EXERCISE = Pick out the lines in the listing below that contain the word "this" and copy them.
* Begin PROVIDED ENTRIES *
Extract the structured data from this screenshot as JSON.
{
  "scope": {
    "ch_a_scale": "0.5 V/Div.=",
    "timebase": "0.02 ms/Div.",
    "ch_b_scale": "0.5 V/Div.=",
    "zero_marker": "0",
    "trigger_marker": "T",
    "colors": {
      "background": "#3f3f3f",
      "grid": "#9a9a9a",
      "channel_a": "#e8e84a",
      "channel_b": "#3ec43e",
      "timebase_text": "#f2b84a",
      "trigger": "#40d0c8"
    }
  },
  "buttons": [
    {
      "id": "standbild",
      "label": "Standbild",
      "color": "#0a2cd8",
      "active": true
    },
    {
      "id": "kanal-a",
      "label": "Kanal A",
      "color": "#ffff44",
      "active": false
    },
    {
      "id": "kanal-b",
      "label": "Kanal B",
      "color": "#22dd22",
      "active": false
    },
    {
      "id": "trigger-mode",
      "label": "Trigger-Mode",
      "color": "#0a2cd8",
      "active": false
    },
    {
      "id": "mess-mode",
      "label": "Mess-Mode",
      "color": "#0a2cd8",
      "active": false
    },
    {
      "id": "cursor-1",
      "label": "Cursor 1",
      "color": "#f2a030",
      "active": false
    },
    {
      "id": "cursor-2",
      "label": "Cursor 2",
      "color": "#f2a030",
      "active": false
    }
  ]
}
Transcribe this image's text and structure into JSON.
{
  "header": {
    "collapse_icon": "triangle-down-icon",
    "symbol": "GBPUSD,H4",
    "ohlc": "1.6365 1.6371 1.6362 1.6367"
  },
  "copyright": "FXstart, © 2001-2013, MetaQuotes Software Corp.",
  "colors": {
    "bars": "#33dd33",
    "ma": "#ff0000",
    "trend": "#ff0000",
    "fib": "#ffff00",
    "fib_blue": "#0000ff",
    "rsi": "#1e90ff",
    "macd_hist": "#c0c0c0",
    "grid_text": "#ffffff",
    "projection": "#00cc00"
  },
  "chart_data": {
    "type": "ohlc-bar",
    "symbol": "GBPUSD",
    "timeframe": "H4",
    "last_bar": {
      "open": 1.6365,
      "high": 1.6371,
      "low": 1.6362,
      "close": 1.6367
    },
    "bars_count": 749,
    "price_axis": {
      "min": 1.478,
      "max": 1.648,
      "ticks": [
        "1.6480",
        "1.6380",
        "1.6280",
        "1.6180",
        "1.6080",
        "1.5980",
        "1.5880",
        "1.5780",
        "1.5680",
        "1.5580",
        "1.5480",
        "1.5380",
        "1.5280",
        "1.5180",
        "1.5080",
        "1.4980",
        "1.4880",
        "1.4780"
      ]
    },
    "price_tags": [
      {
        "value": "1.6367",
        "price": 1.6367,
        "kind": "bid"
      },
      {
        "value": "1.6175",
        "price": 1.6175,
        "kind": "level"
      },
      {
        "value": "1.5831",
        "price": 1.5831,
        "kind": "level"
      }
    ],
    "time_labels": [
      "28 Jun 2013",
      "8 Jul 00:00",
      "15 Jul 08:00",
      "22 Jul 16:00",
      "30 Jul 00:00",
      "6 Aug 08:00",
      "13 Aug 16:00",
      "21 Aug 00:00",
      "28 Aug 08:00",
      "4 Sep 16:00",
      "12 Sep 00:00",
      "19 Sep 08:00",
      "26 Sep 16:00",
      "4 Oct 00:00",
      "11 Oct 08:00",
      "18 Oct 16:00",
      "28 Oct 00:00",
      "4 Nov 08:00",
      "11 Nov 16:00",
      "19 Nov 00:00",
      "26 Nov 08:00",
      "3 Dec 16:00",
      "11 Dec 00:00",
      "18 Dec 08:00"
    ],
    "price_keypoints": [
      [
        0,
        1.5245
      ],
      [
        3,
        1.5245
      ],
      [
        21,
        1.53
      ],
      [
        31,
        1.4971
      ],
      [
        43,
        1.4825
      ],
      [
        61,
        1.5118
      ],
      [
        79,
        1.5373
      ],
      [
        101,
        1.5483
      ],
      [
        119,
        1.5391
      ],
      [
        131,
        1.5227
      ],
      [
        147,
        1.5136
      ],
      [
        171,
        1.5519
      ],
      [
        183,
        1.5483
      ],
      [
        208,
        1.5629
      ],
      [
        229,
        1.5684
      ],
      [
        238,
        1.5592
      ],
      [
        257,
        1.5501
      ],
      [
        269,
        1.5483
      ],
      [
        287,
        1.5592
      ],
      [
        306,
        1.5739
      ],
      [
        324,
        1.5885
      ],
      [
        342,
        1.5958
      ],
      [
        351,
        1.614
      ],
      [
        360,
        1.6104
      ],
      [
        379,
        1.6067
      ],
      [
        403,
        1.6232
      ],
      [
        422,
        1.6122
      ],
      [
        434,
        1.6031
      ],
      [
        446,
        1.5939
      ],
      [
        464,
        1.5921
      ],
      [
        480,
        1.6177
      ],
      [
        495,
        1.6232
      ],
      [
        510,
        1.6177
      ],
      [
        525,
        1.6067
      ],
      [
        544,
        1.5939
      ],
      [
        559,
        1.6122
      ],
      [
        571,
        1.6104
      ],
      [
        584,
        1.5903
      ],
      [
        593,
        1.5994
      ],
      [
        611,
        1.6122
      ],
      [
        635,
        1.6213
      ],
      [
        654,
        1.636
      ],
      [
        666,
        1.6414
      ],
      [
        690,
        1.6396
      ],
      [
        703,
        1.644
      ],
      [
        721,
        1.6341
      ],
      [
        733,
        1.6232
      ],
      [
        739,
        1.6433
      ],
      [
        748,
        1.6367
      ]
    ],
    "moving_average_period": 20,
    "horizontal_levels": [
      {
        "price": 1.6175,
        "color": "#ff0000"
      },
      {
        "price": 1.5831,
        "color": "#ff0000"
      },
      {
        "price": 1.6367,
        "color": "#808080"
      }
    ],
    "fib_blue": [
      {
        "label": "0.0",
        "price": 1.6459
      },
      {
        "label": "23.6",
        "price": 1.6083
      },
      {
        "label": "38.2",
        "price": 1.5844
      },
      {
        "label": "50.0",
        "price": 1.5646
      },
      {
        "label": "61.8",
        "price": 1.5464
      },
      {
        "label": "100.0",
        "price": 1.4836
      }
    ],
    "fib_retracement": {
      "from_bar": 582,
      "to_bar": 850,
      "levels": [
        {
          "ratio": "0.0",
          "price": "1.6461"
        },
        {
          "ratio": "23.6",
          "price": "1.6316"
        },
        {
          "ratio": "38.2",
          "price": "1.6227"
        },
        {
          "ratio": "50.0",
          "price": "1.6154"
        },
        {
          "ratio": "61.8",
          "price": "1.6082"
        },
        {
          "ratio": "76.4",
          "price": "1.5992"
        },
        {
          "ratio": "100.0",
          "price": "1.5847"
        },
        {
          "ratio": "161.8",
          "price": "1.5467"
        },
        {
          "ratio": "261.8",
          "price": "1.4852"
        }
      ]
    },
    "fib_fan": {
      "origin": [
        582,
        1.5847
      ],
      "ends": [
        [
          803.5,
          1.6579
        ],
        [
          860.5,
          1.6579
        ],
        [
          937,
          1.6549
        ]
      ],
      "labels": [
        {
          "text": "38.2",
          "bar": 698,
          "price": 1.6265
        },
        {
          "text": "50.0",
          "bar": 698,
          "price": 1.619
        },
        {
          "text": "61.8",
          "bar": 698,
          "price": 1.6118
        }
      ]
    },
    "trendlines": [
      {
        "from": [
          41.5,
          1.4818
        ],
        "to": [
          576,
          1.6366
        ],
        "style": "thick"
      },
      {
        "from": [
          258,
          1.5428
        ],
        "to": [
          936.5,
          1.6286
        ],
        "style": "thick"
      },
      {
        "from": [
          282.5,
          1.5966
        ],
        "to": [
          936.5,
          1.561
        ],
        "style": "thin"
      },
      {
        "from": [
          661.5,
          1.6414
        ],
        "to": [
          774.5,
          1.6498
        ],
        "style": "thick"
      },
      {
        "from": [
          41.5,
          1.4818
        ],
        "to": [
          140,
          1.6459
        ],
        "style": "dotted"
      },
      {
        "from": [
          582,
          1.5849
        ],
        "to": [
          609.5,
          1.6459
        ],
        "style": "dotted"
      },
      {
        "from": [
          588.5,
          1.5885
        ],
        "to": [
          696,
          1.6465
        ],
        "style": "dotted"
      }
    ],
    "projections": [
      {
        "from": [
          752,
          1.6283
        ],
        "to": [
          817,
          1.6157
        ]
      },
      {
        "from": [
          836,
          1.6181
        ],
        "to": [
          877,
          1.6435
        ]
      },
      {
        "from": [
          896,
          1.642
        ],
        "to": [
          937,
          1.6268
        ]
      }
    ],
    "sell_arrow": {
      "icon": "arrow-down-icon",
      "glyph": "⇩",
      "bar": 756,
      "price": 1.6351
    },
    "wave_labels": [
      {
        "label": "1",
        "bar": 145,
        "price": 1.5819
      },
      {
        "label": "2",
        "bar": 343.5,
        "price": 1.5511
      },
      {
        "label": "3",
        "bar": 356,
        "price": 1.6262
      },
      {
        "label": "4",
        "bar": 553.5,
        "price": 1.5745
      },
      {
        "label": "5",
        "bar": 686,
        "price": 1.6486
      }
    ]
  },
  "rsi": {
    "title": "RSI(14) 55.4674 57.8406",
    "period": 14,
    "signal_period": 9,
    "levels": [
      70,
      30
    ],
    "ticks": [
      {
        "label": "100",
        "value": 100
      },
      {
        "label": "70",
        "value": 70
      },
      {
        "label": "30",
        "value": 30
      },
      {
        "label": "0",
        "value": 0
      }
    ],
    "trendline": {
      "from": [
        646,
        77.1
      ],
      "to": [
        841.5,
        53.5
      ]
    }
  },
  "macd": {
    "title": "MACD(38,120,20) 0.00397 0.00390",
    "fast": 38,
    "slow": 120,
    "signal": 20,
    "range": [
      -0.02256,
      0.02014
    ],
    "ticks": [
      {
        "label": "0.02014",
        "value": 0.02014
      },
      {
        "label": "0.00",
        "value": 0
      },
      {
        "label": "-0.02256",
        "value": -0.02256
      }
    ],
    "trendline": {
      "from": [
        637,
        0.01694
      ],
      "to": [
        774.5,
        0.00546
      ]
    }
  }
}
* End PROVIDED ENTRIES *
EXERCISE SOLUTION =
Extract the structured data from this screenshot as JSON.
Transcribe this image's text and structure into JSON.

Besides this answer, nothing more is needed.